- SHORT PROBLEM
Search the material below for the string "price" and extract each line that has it.

########

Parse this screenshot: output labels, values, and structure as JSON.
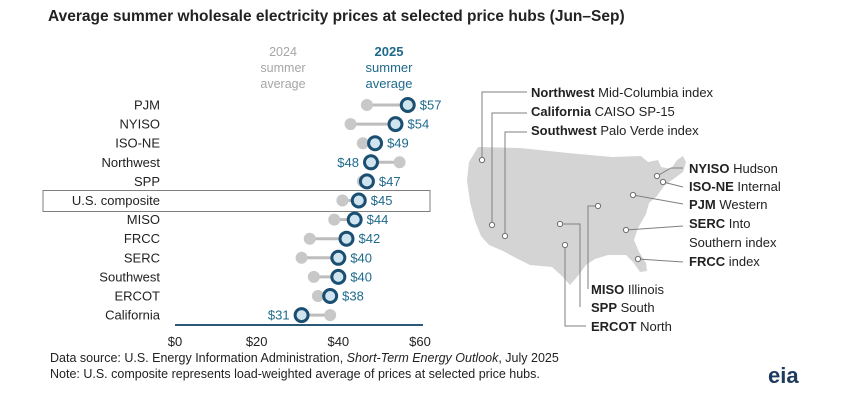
{
  "chart_data": {
    "type": "dumbbell",
    "title": "Average summer wholesale electricity prices at selected price hubs (Jun–Sep)",
    "series_labels": {
      "s2024": [
        "2024",
        "summer",
        "average"
      ],
      "s2025": [
        "2025",
        "summer",
        "average"
      ]
    },
    "categories": [
      "PJM",
      "NYISO",
      "ISO-NE",
      "Northwest",
      "SPP",
      "U.S. composite",
      "MISO",
      "FRCC",
      "SERC",
      "Southwest",
      "ERCOT",
      "California"
    ],
    "series": [
      {
        "name": "2024 summer average",
        "values": [
          47,
          43,
          46,
          55,
          46,
          41,
          39,
          33,
          31,
          34,
          35,
          38
        ]
      },
      {
        "name": "2025 summer average",
        "values": [
          57,
          54,
          49,
          48,
          47,
          45,
          44,
          42,
          40,
          40,
          38,
          31
        ]
      }
    ],
    "value_labels": [
      "$57",
      "$54",
      "$49",
      "$48",
      "$47",
      "$45",
      "$44",
      "$42",
      "$40",
      "$40",
      "$38",
      "$31"
    ],
    "highlighted_category": "U.S. composite",
    "xlim": [
      0,
      60
    ],
    "x_ticks": [
      0,
      20,
      40,
      60
    ],
    "x_tick_labels": [
      "$0",
      "$20",
      "$40",
      "$60"
    ],
    "colors": {
      "s2024": "#c8c8c8",
      "s2025_fill": "#cfe4ef",
      "s2025_edge": "#1b4f72",
      "label": "#1f6a8c",
      "map": "#d4d4d4"
    }
  },
  "map_labels": [
    {
      "key": "nw",
      "region": "Northwest",
      "index": "Mid-Columbia index"
    },
    {
      "key": "ca",
      "region": "California",
      "index": "CAISO SP-15"
    },
    {
      "key": "sw",
      "region": "Southwest",
      "index": "Palo Verde index"
    },
    {
      "key": "ny",
      "region": "NYISO",
      "index": "Hudson"
    },
    {
      "key": "ne",
      "region": "ISO-NE",
      "index": "Internal"
    },
    {
      "key": "pjm",
      "region": "PJM",
      "index": "Western"
    },
    {
      "key": "serc",
      "region": "SERC",
      "index": "Into",
      "extra": "Southern index"
    },
    {
      "key": "fl",
      "region": "FRCC",
      "index": "index"
    },
    {
      "key": "miso",
      "region": "MISO",
      "index": "Illinois"
    },
    {
      "key": "spp",
      "region": "SPP",
      "index": "South"
    },
    {
      "key": "ercot",
      "region": "ERCOT",
      "index": "North"
    }
  ],
  "footnotes": {
    "source_prefix": "Data source: U.S. Energy Information Administration, ",
    "source_italic": "Short-Term Energy Outlook",
    "source_suffix": ", July 2025",
    "note": "Note: U.S. composite represents load-weighted average of prices at selected price hubs."
  },
  "logo": "eia"
}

########

- THE RESPONSE
    "title": "Average summer wholesale electricity prices at selected price hubs (Jun–Sep)",
    "note": "Note: U.S. composite represents load-weighted average of prices at selected price hubs."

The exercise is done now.